What is asked:
Without the images, print all the entries below exactly as given.

———

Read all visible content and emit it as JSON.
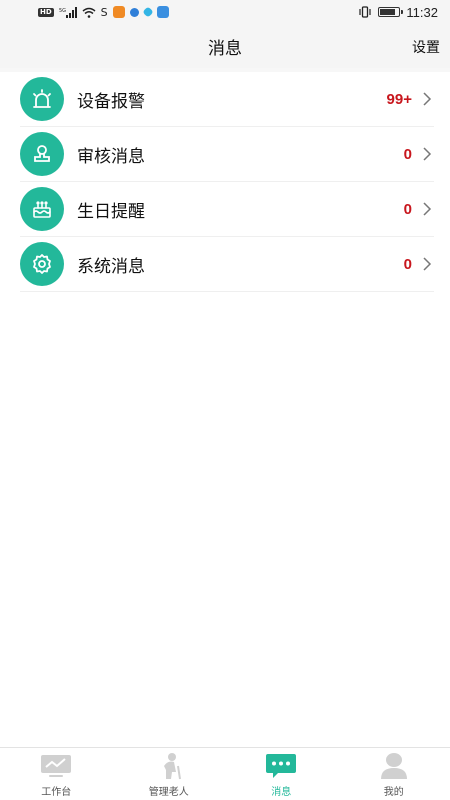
{
  "status_bar": {
    "time": "11:32",
    "network": "5G",
    "hd": "HD",
    "carrier_icon": "S",
    "battery_level": 0.85
  },
  "header": {
    "title": "消息",
    "settings_label": "设置"
  },
  "messages": [
    {
      "label": "设备报警",
      "count": "99+",
      "icon": "alarm-light-icon"
    },
    {
      "label": "审核消息",
      "count": "0",
      "icon": "stamp-icon"
    },
    {
      "label": "生日提醒",
      "count": "0",
      "icon": "birthday-cake-icon"
    },
    {
      "label": "系统消息",
      "count": "0",
      "icon": "gear-icon"
    }
  ],
  "tabs": [
    {
      "label": "工作台",
      "icon": "monitor-icon",
      "active": false
    },
    {
      "label": "管理老人",
      "icon": "elderly-person-icon",
      "active": false
    },
    {
      "label": "消息",
      "icon": "chat-bubble-icon",
      "active": true
    },
    {
      "label": "我的",
      "icon": "user-icon",
      "active": false
    }
  ],
  "colors": {
    "accent": "#23b89a",
    "count": "#c8161d",
    "inactive_tab": "#d0d0d0"
  }
}
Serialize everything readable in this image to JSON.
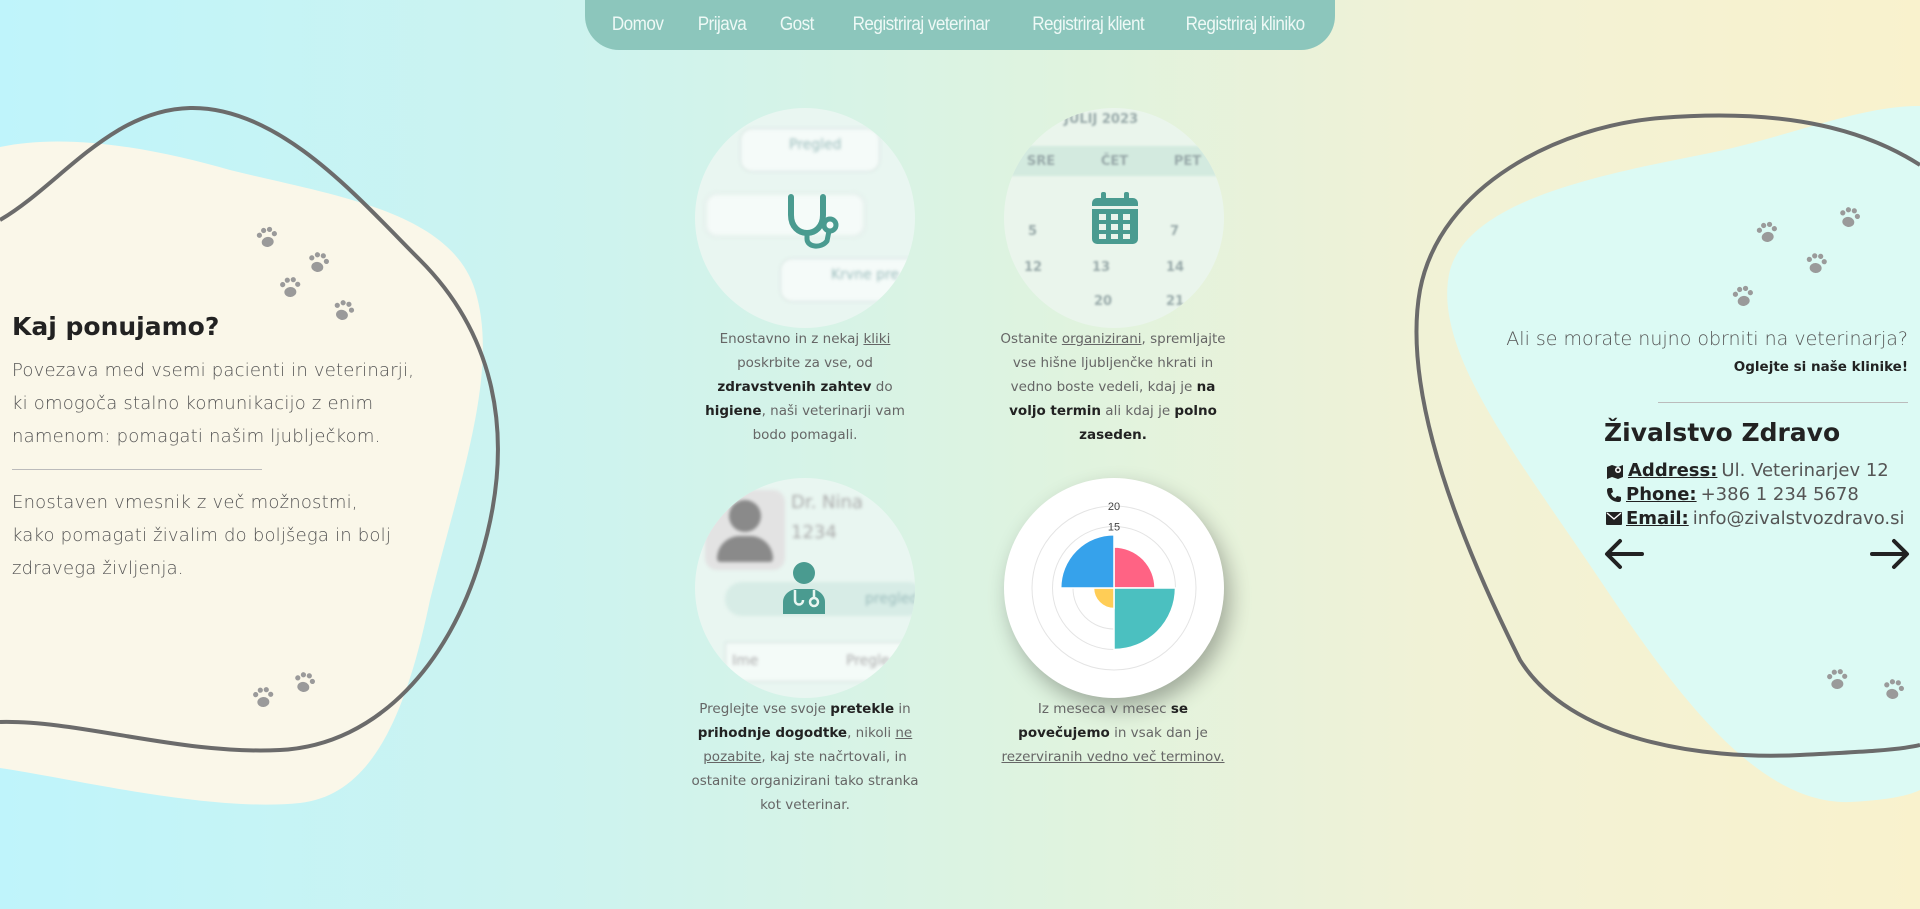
{
  "nav": {
    "items": [
      "Domov",
      "Prijava",
      "Gost",
      "Registriraj veterinar",
      "Registriraj klient",
      "Registriraj kliniko"
    ]
  },
  "left": {
    "title": "Kaj ponujamo?",
    "paragraph1": "Povezava med vsemi pacienti in veterinarji, ki omogoča stalno komunikacijo z enim namenom: pomagati našim ljublječkom.",
    "paragraph2": "Enostaven vmesnik z več možnostmi, kako pomagati živalim do boljšega in bolj zdravega življenja."
  },
  "features": {
    "f1": {
      "bg_items": [
        "Pregled",
        "Krvne pre"
      ],
      "t1": "Enostavno in z nekaj ",
      "link": "kliki",
      "t2": " poskrbite za vse, od ",
      "b1": "zdravstvenih zahtev",
      "t3": " do ",
      "b2": "higiene",
      "t4": ", naši veterinarji vam bodo pomagali."
    },
    "f2": {
      "calendar_month": "JULIJ 2023",
      "calendar_days": [
        "SRE",
        "ČET",
        "PET"
      ],
      "calendar_nums": [
        "5",
        "7",
        "12",
        "13",
        "14",
        "20",
        "21"
      ],
      "t1": "Ostanite ",
      "link": "organizirani",
      "t2": ", spremljajte vse hišne ljubljenčke hkrati in vedno boste vedeli, kdaj je ",
      "b1": "na voljo termin",
      "t3": " ali kdaj je ",
      "b2": "polno zaseden."
    },
    "f3": {
      "bg_name": "Dr. Nina",
      "bg_num": "1234",
      "bg_btn": "pregledam",
      "bg_col1": "Ime",
      "bg_col2": "Pregle",
      "t1": "Preglejte vse svoje ",
      "b1": "pretekle",
      "t2": " in ",
      "b2": "prihodnje dogodtke",
      "t3": ", nikoli ",
      "link": "ne pozabite",
      "t4": ", kaj ste načrtovali, in ostanite organizirani tako stranka kot veterinar."
    },
    "f4": {
      "t1": "Iz meseca v mesec ",
      "b1": "se povečujemo",
      "t2": " in vsak dan je ",
      "link": "rezerviranih vedno več terminov."
    }
  },
  "chart_data": {
    "type": "polar-area",
    "tick_labels": [
      "20",
      "15"
    ],
    "values": [
      10,
      15,
      5,
      13
    ],
    "colors": [
      "#ff6384",
      "#4bc0c0",
      "#ffcd56",
      "#36a2eb"
    ]
  },
  "right": {
    "question": "Ali se morate nujno obrniti na veterinarja?",
    "link": "Oglejte si naše klinike!",
    "clinic_name": "Živalstvo Zdravo",
    "address_label": "Address:",
    "address": "Ul. Veterinarjev 12",
    "phone_label": "Phone:",
    "phone": "+386 1 234 5678",
    "email_label": "Email:",
    "email": "info@zivalstvozdravo.si"
  },
  "icons": {
    "feature1": "stethoscope-icon",
    "feature2": "calendar-icon",
    "feature3": "doctor-icon",
    "paws": "paw-icon",
    "prev": "arrow-left-icon",
    "next": "arrow-right-icon"
  },
  "colors": {
    "nav_bg": "#8cc6bc",
    "icon_teal": "#4a9b90",
    "blob_left": "#faf7e9",
    "blob_right": "#dcfaf4",
    "outline": "#6b6b6b",
    "paw": "#9a9a9a"
  }
}
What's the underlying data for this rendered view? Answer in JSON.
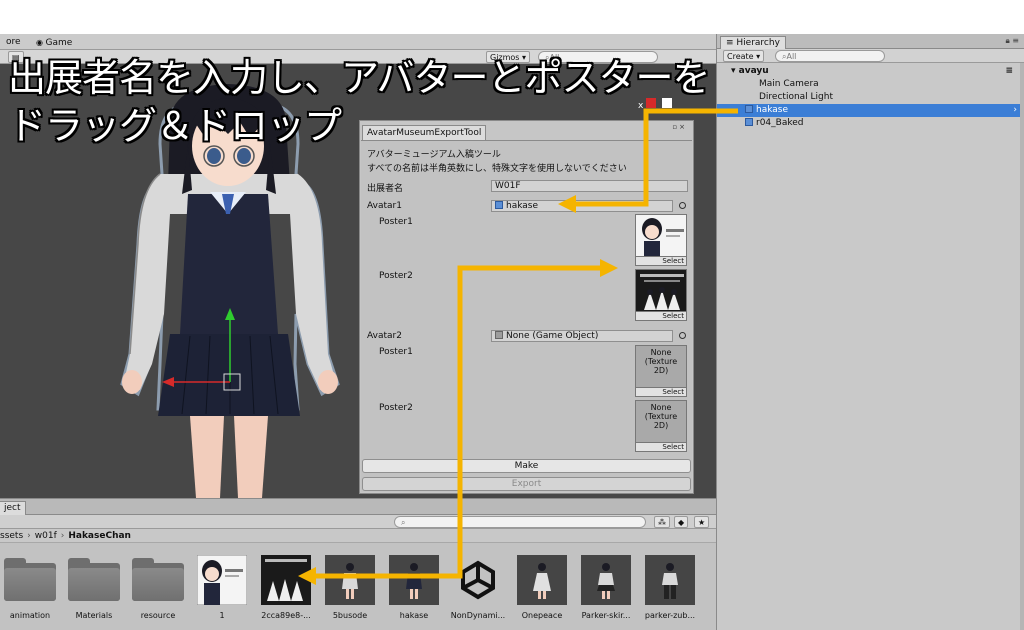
{
  "scene": {
    "tab_more": "ore",
    "tab_game": "Game",
    "gizmos_label": "Gizmos ▾",
    "search_placeholder": "All"
  },
  "caption": {
    "line1": "出展者名を入力し、アバターとポスターを",
    "line2": "ドラッグ＆ドロップ"
  },
  "tool": {
    "title": "AvatarMuseumExportTool",
    "heading": "アバターミュージアム入稿ツール",
    "note": "すべての名前は半角英数にし、特殊文字を使用しないでください",
    "exhibitor_label": "出展者名",
    "exhibitor_value": "W01F",
    "avatar1_label": "Avatar1",
    "avatar1_value": "hakase",
    "avatar1_poster1_label": "Poster1",
    "avatar1_poster2_label": "Poster2",
    "avatar2_label": "Avatar2",
    "avatar2_value": "None (Game Object)",
    "avatar2_poster1_label": "Poster1",
    "avatar2_poster2_label": "Poster2",
    "none_texture": "None\n(Texture\n2D)",
    "select_label": "Select",
    "make_button": "Make",
    "export_button": "Export"
  },
  "hierarchy": {
    "tab": "Hierarchy",
    "create_label": "Create ▾",
    "search_placeholder": "All",
    "scene_name": "avayu",
    "items": [
      {
        "label": "Main Camera"
      },
      {
        "label": "Directional Light"
      },
      {
        "label": "hakase"
      },
      {
        "label": "r04_Baked"
      }
    ]
  },
  "project": {
    "tab": "ject",
    "breadcrumbs": [
      "ssets",
      "w01f",
      "HakaseChan"
    ],
    "assets": [
      {
        "label": "animation"
      },
      {
        "label": "Materials"
      },
      {
        "label": "resource"
      },
      {
        "label": "1"
      },
      {
        "label": "2cca89e8-..."
      },
      {
        "label": "5busode"
      },
      {
        "label": "hakase"
      },
      {
        "label": "NonDynami..."
      },
      {
        "label": "Onepeace"
      },
      {
        "label": "Parker-skir..."
      },
      {
        "label": "parker-zub..."
      }
    ]
  },
  "colors": {
    "accent_arrow": "#f5b400",
    "selection": "#3b7ed6"
  }
}
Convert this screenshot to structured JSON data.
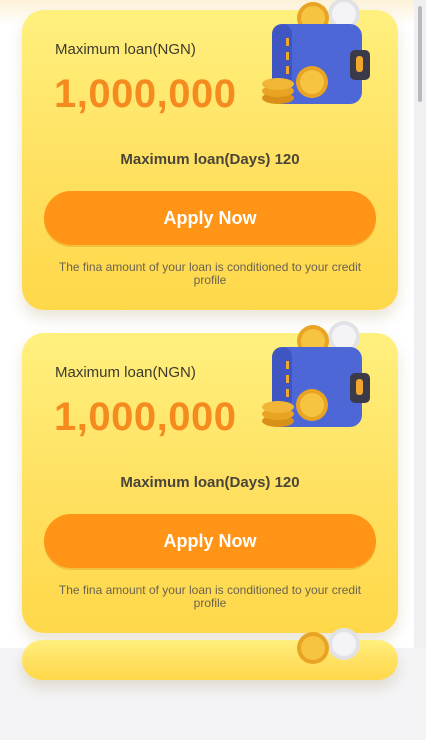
{
  "cards": [
    {
      "label": "Maximum loan(NGN)",
      "amount": "1,000,000",
      "days_line": "Maximum loan(Days) 120",
      "apply_label": "Apply Now",
      "note": "The fina amount of your loan is conditioned to your credit profile"
    },
    {
      "label": "Maximum loan(NGN)",
      "amount": "1,000,000",
      "days_line": "Maximum loan(Days) 120",
      "apply_label": "Apply Now",
      "note": "The fina amount of your loan is conditioned to your credit profile"
    }
  ],
  "icons": {
    "wallet": "wallet-with-coins-icon"
  },
  "colors": {
    "accent": "#ff9416",
    "amount": "#f58a1f",
    "card_top": "#fff07e",
    "card_bottom": "#ffd84a"
  }
}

———

Answer below:
Read all visible content and emit it as JSON.
{
  "status_bar": {
    "time": "11:32",
    "network": "5G",
    "hd": "HD",
    "carrier_icon": "S",
    "battery_level": 0.85
  },
  "header": {
    "title": "消息",
    "settings_label": "设置"
  },
  "messages": [
    {
      "label": "设备报警",
      "count": "99+",
      "icon": "alarm-light-icon"
    },
    {
      "label": "审核消息",
      "count": "0",
      "icon": "stamp-icon"
    },
    {
      "label": "生日提醒",
      "count": "0",
      "icon": "birthday-cake-icon"
    },
    {
      "label": "系统消息",
      "count": "0",
      "icon": "gear-icon"
    }
  ],
  "tabs": [
    {
      "label": "工作台",
      "icon": "monitor-icon",
      "active": false
    },
    {
      "label": "管理老人",
      "icon": "elderly-person-icon",
      "active": false
    },
    {
      "label": "消息",
      "icon": "chat-bubble-icon",
      "active": true
    },
    {
      "label": "我的",
      "icon": "user-icon",
      "active": false
    }
  ],
  "colors": {
    "accent": "#23b89a",
    "count": "#c8161d",
    "inactive_tab": "#d0d0d0"
  }
}
Serialize everything readable in this image to JSON.
{
  "nav": {
    "items": [
      "Domov",
      "Prijava",
      "Gost",
      "Registriraj veterinar",
      "Registriraj klient",
      "Registriraj kliniko"
    ]
  },
  "left": {
    "title": "Kaj ponujamo?",
    "paragraph1": "Povezava med vsemi pacienti in veterinarji, ki omogoča stalno komunikacijo z enim namenom: pomagati našim ljublječkom.",
    "paragraph2": "Enostaven vmesnik z več možnostmi, kako pomagati živalim do boljšega in bolj zdravega življenja."
  },
  "features": {
    "f1": {
      "bg_items": [
        "Pregled",
        "Krvne pre"
      ],
      "t1": "Enostavno in z nekaj ",
      "link": "kliki",
      "t2": " poskrbite za vse, od ",
      "b1": "zdravstvenih zahtev",
      "t3": " do ",
      "b2": "higiene",
      "t4": ", naši veterinarji vam bodo pomagali."
    },
    "f2": {
      "calendar_month": "JULIJ 2023",
      "calendar_days": [
        "SRE",
        "ČET",
        "PET"
      ],
      "calendar_nums": [
        "5",
        "7",
        "12",
        "13",
        "14",
        "20",
        "21"
      ],
      "t1": "Ostanite ",
      "link": "organizirani",
      "t2": ", spremljajte vse hišne ljubljenčke hkrati in vedno boste vedeli, kdaj je ",
      "b1": "na voljo termin",
      "t3": " ali kdaj je ",
      "b2": "polno zaseden."
    },
    "f3": {
      "bg_name": "Dr. Nina",
      "bg_num": "1234",
      "bg_btn": "pregledam",
      "bg_col1": "Ime",
      "bg_col2": "Pregle",
      "t1": "Preglejte vse svoje ",
      "b1": "pretekle",
      "t2": " in ",
      "b2": "prihodnje dogodtke",
      "t3": ", nikoli ",
      "link": "ne pozabite",
      "t4": ", kaj ste načrtovali, in ostanite organizirani tako stranka kot veterinar."
    },
    "f4": {
      "t1": "Iz meseca v mesec ",
      "b1": "se povečujemo",
      "t2": " in vsak dan je ",
      "link": "rezerviranih vedno več terminov."
    }
  },
  "chart_data": {
    "type": "polar-area",
    "tick_labels": [
      "20",
      "15"
    ],
    "values": [
      10,
      15,
      5,
      13
    ],
    "colors": [
      "#ff6384",
      "#4bc0c0",
      "#ffcd56",
      "#36a2eb"
    ]
  },
  "right": {
    "question": "Ali se morate nujno obrniti na veterinarja?",
    "link": "Oglejte si naše klinike!",
    "clinic_name": "Živalstvo Zdravo",
    "address_label": "Address:",
    "address": "Ul. Veterinarjev 12",
    "phone_label": "Phone:",
    "phone": "+386 1 234 5678",
    "email_label": "Email:",
    "email": "info@zivalstvozdravo.si"
  },
  "icons": {
    "feature1": "stethoscope-icon",
    "feature2": "calendar-icon",
    "feature3": "doctor-icon",
    "paws": "paw-icon",
    "prev": "arrow-left-icon",
    "next": "arrow-right-icon"
  },
  "colors": {
    "nav_bg": "#8cc6bc",
    "icon_teal": "#4a9b90",
    "blob_left": "#faf7e9",
    "blob_right": "#dcfaf4",
    "outline": "#6b6b6b",
    "paw": "#9a9a9a"
  }
}
What's the underlying data for this rendered view? Answer in JSON.
{
  "scene": {
    "tab_more": "ore",
    "tab_game": "Game",
    "gizmos_label": "Gizmos ▾",
    "search_placeholder": "All"
  },
  "caption": {
    "line1": "出展者名を入力し、アバターとポスターを",
    "line2": "ドラッグ＆ドロップ"
  },
  "tool": {
    "title": "AvatarMuseumExportTool",
    "heading": "アバターミュージアム入稿ツール",
    "note": "すべての名前は半角英数にし、特殊文字を使用しないでください",
    "exhibitor_label": "出展者名",
    "exhibitor_value": "W01F",
    "avatar1_label": "Avatar1",
    "avatar1_value": "hakase",
    "avatar1_poster1_label": "Poster1",
    "avatar1_poster2_label": "Poster2",
    "avatar2_label": "Avatar2",
    "avatar2_value": "None (Game Object)",
    "avatar2_poster1_label": "Poster1",
    "avatar2_poster2_label": "Poster2",
    "none_texture": "None\n(Texture\n2D)",
    "select_label": "Select",
    "make_button": "Make",
    "export_button": "Export"
  },
  "hierarchy": {
    "tab": "Hierarchy",
    "create_label": "Create ▾",
    "search_placeholder": "All",
    "scene_name": "avayu",
    "items": [
      {
        "label": "Main Camera"
      },
      {
        "label": "Directional Light"
      },
      {
        "label": "hakase"
      },
      {
        "label": "r04_Baked"
      }
    ]
  },
  "project": {
    "tab": "ject",
    "breadcrumbs": [
      "ssets",
      "w01f",
      "HakaseChan"
    ],
    "assets": [
      {
        "label": "animation"
      },
      {
        "label": "Materials"
      },
      {
        "label": "resource"
      },
      {
        "label": "1"
      },
      {
        "label": "2cca89e8-..."
      },
      {
        "label": "5busode"
      },
      {
        "label": "hakase"
      },
      {
        "label": "NonDynami..."
      },
      {
        "label": "Onepeace"
      },
      {
        "label": "Parker-skir..."
      },
      {
        "label": "parker-zub..."
      }
    ]
  },
  "colors": {
    "accent_arrow": "#f5b400",
    "selection": "#3b7ed6"
  }
}
Convert this screenshot to structured JSON data.
{
  "cards": [
    {
      "label": "Maximum loan(NGN)",
      "amount": "1,000,000",
      "days_line": "Maximum loan(Days) 120",
      "apply_label": "Apply Now",
      "note": "The fina amount of your loan is conditioned to your credit profile"
    },
    {
      "label": "Maximum loan(NGN)",
      "amount": "1,000,000",
      "days_line": "Maximum loan(Days) 120",
      "apply_label": "Apply Now",
      "note": "The fina amount of your loan is conditioned to your credit profile"
    }
  ],
  "icons": {
    "wallet": "wallet-with-coins-icon"
  },
  "colors": {
    "accent": "#ff9416",
    "amount": "#f58a1f",
    "card_top": "#fff07e",
    "card_bottom": "#ffd84a"
  }
}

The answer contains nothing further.